(What you should do): From the listing below, select every line where the word "icon" appears.

--

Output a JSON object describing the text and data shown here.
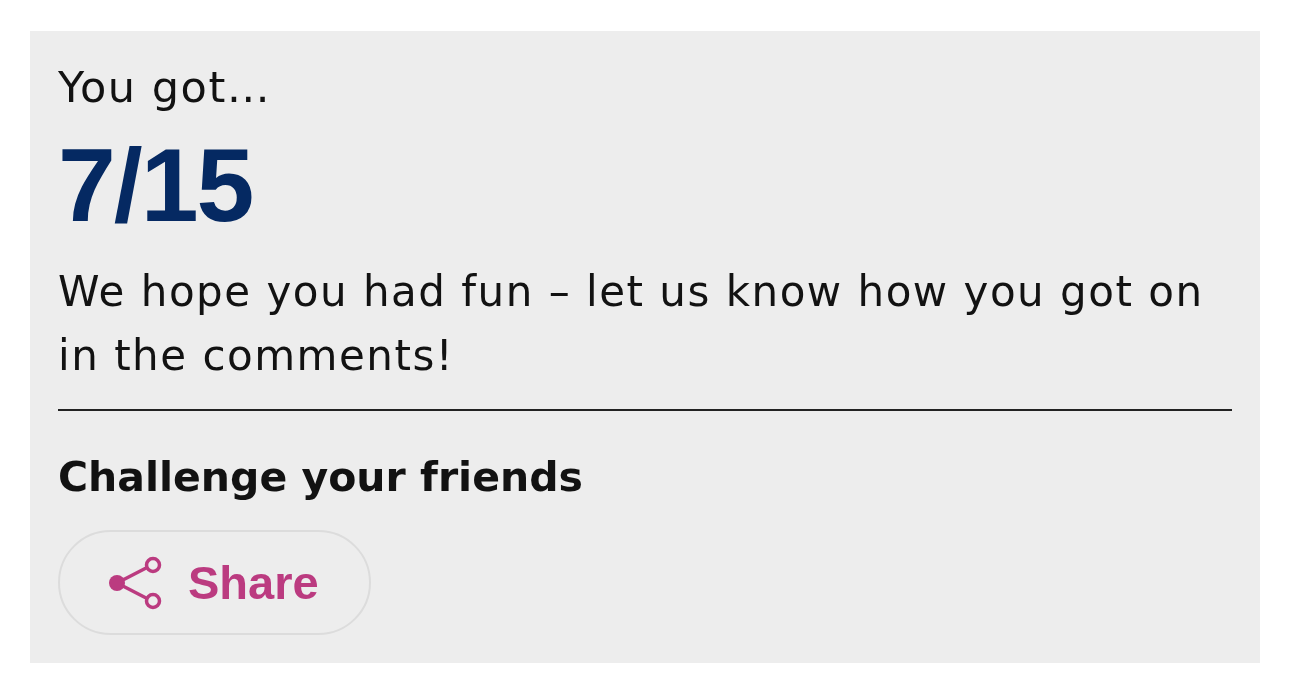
{
  "result": {
    "intro": "You got…",
    "score": "7/15",
    "message": "We hope you had fun – let us know how you got on in the comments!"
  },
  "share": {
    "heading": "Challenge your friends",
    "button": "Share"
  }
}
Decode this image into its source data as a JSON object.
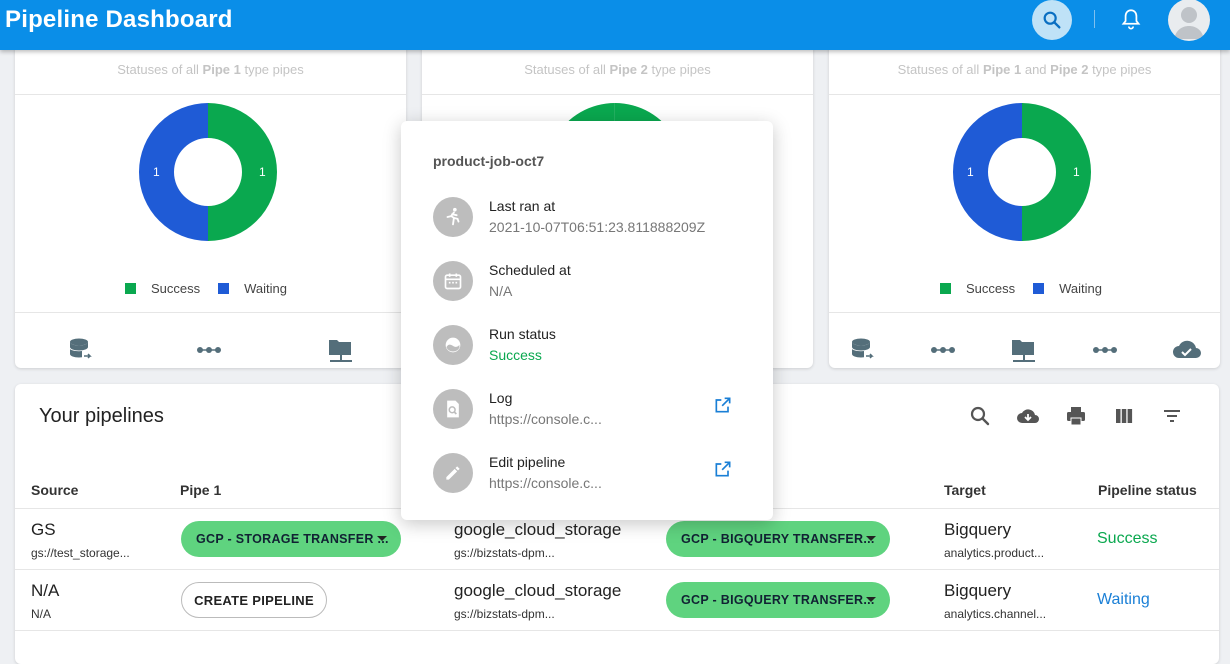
{
  "appbar": {
    "title": "Pipeline Dashboard"
  },
  "cards": [
    {
      "subtitle_pre": "Statuses of all ",
      "subtitle_b1": "Pipe 1",
      "subtitle_mid": " type pipes",
      "subtitle_b2": "",
      "subtitle_post": "",
      "success": 1,
      "waiting": 1
    },
    {
      "subtitle_pre": "Statuses of all ",
      "subtitle_b1": "Pipe 2",
      "subtitle_mid": " type pipes",
      "subtitle_b2": "",
      "subtitle_post": ""
    },
    {
      "subtitle_pre": "Statuses of all ",
      "subtitle_b1": "Pipe 1",
      "subtitle_mid": " and ",
      "subtitle_b2": "Pipe 2",
      "subtitle_post": " type pipes",
      "success": 1,
      "waiting": 1
    }
  ],
  "legend": {
    "success": "Success",
    "waiting": "Waiting"
  },
  "colors": {
    "success": "#0aa84f",
    "waiting": "#1f5bd6",
    "chip": "#5fd37f",
    "link": "#1a7fd6",
    "appbar": "#0a8ee8"
  },
  "popover": {
    "title": "product-job-oct7",
    "items": [
      {
        "key": "Last ran at",
        "value": "2021-10-07T06:51:23.811888209Z",
        "icon": "run-icon"
      },
      {
        "key": "Scheduled at",
        "value": "N/A",
        "icon": "calendar-icon"
      },
      {
        "key": "Run status",
        "value": "Success",
        "icon": "status-icon"
      },
      {
        "key": "Log",
        "value": "https://console.c...",
        "icon": "log-search-icon"
      },
      {
        "key": "Edit pipeline",
        "value": "https://console.c...",
        "icon": "edit-icon"
      }
    ]
  },
  "table": {
    "title": "Your pipelines",
    "headers": [
      "Source",
      "Pipe 1",
      "Target",
      "Pipeline status"
    ],
    "rows": [
      {
        "source": "GS",
        "source_sub": "gs://test_storage...",
        "pipe1": "GCP - STORAGE TRANSFER ...",
        "mid": "google_cloud_storage",
        "mid_sub": "gs://bizstats-dpm...",
        "pipe2": "GCP - BIGQUERY TRANSFER...",
        "target": "Bigquery",
        "target_sub": "analytics.product...",
        "status": "Success"
      },
      {
        "source": "N/A",
        "source_sub": "N/A",
        "pipe1": "CREATE PIPELINE",
        "mid": "google_cloud_storage",
        "mid_sub": "gs://bizstats-dpm...",
        "pipe2": "GCP - BIGQUERY TRANSFER...",
        "target": "Bigquery",
        "target_sub": "analytics.channel...",
        "status": "Waiting"
      }
    ]
  }
}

--

(Finished answer):
        "icon": "run-icon"
        "icon": "calendar-icon"
        "icon": "status-icon"
        "icon": "log-search-icon"
        "icon": "edit-icon"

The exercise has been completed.